%%
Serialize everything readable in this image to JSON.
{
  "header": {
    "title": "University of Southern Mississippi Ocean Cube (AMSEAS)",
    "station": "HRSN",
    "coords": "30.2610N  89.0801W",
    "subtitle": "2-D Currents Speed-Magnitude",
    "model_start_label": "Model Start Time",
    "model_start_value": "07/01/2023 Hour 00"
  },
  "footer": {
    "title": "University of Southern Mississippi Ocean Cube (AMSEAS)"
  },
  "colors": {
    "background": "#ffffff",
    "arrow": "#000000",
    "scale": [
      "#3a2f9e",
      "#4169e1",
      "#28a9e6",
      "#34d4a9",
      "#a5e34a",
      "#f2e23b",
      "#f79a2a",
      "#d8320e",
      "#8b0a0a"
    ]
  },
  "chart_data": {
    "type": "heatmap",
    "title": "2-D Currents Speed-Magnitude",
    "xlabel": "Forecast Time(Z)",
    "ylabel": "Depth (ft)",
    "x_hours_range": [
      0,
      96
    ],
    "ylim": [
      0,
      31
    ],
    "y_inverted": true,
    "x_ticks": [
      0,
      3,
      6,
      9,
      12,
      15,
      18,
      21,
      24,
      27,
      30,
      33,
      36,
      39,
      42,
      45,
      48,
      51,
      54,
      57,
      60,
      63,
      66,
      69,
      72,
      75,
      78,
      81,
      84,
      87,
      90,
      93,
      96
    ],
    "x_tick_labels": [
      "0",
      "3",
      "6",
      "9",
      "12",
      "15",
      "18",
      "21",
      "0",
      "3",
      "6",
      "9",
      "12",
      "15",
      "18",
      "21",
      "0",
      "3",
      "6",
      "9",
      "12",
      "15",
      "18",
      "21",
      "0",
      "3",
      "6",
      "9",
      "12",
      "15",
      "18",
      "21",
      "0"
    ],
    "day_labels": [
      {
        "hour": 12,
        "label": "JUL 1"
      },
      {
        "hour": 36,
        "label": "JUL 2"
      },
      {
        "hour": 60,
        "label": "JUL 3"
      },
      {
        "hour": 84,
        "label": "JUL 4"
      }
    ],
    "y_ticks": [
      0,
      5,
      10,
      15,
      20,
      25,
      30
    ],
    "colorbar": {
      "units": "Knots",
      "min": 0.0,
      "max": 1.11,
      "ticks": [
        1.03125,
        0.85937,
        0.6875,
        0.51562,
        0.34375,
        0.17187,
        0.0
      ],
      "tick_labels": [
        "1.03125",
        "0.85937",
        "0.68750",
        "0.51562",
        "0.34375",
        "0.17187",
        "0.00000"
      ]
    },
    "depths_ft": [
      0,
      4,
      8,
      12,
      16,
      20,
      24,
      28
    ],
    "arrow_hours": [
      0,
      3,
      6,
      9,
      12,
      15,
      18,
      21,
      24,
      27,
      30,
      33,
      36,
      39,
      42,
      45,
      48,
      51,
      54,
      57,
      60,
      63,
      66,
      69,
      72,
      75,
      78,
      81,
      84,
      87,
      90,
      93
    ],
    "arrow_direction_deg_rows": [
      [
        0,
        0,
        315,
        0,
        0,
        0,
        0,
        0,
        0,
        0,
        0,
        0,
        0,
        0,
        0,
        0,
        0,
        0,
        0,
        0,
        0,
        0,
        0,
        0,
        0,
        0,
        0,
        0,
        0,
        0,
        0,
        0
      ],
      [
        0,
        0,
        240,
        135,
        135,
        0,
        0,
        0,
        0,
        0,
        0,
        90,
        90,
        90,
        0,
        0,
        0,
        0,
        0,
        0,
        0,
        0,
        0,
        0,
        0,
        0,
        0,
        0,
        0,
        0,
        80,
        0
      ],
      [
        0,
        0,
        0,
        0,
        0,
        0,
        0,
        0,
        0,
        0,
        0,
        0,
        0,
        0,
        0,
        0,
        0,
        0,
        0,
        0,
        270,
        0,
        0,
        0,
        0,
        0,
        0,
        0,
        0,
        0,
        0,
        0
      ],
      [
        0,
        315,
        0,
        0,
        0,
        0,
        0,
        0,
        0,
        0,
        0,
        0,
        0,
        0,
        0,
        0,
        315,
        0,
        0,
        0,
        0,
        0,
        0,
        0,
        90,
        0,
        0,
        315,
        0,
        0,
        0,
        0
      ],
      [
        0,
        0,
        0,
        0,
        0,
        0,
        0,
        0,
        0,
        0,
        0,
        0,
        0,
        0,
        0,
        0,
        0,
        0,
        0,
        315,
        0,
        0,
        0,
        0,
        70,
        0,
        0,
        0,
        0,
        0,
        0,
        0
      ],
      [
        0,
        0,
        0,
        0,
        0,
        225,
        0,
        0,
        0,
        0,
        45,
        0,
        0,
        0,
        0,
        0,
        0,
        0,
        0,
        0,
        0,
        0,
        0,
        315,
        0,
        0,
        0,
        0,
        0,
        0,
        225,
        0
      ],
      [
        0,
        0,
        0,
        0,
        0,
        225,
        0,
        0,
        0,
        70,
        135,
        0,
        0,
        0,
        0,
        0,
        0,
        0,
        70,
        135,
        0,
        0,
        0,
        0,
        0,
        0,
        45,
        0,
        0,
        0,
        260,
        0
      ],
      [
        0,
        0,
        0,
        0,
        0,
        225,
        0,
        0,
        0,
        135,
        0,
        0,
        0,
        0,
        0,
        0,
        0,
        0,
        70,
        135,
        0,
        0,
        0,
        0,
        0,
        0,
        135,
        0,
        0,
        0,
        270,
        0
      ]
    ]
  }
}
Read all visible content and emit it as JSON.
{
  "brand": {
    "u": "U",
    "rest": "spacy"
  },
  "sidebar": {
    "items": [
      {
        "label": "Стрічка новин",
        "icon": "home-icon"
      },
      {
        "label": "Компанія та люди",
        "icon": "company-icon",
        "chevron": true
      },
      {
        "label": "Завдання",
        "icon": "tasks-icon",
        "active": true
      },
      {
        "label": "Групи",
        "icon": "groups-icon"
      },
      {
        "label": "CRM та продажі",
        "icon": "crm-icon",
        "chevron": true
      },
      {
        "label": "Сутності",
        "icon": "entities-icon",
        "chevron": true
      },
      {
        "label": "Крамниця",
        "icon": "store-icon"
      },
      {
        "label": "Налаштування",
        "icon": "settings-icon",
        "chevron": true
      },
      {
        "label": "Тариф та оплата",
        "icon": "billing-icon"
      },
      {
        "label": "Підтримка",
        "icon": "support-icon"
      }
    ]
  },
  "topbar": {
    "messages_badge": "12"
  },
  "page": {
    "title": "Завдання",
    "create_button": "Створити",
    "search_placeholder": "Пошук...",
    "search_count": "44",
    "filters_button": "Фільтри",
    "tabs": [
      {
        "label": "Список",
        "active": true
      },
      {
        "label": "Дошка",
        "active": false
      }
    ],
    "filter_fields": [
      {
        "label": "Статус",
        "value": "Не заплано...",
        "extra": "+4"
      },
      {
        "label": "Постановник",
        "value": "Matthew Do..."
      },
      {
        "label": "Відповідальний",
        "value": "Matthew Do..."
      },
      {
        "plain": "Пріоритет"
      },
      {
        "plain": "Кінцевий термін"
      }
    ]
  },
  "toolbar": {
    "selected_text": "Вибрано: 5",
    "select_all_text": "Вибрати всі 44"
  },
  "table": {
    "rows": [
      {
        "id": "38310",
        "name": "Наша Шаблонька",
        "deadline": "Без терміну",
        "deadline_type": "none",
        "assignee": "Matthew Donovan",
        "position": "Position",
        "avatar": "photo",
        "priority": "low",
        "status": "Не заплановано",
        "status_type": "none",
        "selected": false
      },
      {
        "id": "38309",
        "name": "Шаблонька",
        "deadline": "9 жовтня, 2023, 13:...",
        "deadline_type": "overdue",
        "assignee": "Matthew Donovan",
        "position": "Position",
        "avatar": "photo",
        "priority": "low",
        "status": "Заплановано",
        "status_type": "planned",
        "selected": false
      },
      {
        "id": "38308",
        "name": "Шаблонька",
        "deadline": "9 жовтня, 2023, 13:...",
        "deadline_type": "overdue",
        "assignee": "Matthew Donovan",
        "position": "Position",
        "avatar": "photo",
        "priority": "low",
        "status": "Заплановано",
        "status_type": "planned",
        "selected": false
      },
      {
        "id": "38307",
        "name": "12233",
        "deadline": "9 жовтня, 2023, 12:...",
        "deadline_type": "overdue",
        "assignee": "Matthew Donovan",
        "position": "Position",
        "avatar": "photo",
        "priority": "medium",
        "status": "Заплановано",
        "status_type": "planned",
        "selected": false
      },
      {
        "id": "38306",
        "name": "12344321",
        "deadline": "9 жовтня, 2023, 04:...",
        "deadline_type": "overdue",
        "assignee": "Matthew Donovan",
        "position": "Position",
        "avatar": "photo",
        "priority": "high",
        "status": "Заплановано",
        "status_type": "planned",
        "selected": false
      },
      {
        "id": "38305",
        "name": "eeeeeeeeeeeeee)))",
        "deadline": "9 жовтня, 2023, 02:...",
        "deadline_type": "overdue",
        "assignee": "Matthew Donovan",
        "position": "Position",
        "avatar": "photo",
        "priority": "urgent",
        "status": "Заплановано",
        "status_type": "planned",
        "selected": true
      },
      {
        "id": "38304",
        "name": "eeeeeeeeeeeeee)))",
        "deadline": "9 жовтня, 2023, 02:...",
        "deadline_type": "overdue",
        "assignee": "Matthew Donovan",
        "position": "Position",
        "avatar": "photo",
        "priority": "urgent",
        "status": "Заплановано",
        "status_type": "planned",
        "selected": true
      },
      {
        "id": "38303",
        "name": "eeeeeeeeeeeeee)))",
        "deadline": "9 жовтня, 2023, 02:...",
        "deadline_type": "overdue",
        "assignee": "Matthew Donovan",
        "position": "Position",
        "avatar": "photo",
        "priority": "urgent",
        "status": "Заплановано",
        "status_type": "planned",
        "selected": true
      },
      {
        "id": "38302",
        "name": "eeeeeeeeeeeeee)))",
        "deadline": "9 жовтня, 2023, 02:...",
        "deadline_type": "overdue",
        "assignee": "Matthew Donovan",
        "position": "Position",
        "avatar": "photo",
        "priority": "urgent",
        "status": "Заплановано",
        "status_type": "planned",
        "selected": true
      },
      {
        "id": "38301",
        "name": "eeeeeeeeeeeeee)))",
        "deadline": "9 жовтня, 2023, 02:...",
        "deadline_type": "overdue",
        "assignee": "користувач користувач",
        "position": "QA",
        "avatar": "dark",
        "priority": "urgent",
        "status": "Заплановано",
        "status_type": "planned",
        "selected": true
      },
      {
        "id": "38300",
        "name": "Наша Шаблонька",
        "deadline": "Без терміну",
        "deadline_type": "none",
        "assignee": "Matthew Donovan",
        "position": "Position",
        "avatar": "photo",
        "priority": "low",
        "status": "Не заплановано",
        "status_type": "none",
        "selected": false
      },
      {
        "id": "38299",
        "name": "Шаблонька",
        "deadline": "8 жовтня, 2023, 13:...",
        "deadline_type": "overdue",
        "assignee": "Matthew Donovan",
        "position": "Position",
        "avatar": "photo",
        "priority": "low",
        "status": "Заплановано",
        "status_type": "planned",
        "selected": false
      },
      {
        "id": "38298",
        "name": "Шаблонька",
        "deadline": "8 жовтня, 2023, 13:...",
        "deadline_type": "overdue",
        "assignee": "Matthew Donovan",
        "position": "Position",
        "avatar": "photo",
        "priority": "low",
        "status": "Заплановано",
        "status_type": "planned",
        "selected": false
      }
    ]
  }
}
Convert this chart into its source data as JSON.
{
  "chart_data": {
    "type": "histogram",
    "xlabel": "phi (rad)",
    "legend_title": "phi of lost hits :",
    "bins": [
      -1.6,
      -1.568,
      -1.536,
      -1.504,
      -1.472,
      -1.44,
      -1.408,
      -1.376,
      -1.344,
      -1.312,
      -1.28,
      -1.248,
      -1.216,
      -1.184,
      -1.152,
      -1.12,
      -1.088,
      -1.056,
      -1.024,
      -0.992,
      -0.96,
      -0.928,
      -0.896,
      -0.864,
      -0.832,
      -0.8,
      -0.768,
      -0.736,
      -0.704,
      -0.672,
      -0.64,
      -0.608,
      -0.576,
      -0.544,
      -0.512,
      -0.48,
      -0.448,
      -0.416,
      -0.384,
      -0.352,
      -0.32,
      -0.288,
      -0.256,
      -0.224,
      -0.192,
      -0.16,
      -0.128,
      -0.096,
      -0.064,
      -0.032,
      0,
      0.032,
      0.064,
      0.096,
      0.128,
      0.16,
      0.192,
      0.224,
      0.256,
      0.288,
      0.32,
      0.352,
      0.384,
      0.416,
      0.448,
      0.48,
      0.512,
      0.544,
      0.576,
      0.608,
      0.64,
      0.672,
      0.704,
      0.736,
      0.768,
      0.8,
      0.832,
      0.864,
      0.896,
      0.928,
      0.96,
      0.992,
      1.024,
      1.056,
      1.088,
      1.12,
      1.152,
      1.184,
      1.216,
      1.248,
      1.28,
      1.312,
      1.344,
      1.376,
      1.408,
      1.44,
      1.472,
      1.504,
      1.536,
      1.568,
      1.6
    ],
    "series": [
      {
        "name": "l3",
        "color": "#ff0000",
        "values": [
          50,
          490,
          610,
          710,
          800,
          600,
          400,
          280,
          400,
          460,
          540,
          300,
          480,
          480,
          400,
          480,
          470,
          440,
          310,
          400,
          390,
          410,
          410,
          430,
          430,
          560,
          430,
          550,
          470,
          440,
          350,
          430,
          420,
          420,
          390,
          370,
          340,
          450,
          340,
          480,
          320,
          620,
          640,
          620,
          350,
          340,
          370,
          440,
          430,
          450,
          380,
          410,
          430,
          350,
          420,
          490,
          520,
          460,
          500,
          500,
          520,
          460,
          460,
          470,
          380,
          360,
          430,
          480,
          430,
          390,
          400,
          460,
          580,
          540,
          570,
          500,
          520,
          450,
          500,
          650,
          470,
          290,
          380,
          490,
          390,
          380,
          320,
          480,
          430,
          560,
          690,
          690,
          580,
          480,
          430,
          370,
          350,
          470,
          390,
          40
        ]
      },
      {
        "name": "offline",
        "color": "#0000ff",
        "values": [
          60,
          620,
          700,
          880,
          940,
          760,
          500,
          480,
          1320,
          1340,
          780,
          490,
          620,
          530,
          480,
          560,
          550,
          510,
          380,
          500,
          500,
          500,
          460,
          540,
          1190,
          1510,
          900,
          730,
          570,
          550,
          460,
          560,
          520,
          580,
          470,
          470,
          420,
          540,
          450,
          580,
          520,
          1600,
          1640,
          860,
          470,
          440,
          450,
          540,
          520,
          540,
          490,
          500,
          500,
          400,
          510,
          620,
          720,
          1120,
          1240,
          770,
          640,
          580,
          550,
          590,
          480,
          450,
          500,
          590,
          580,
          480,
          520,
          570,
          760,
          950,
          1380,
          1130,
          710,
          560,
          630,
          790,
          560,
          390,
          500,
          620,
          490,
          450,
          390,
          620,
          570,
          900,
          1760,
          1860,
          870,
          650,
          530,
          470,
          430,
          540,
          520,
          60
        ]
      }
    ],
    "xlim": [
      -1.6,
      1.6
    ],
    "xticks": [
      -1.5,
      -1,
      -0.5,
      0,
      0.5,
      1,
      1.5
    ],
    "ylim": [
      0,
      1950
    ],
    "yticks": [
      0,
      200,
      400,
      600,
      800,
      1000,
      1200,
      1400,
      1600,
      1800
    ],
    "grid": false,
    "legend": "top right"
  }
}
%%
Which lines in the listing above hold the word "Mississippi"? Show each of them.

Finished exercise:
    "title": "University of Southern Mississippi Ocean Cube (AMSEAS)",
    "title": "University of Southern Mississippi Ocean Cube (AMSEAS)"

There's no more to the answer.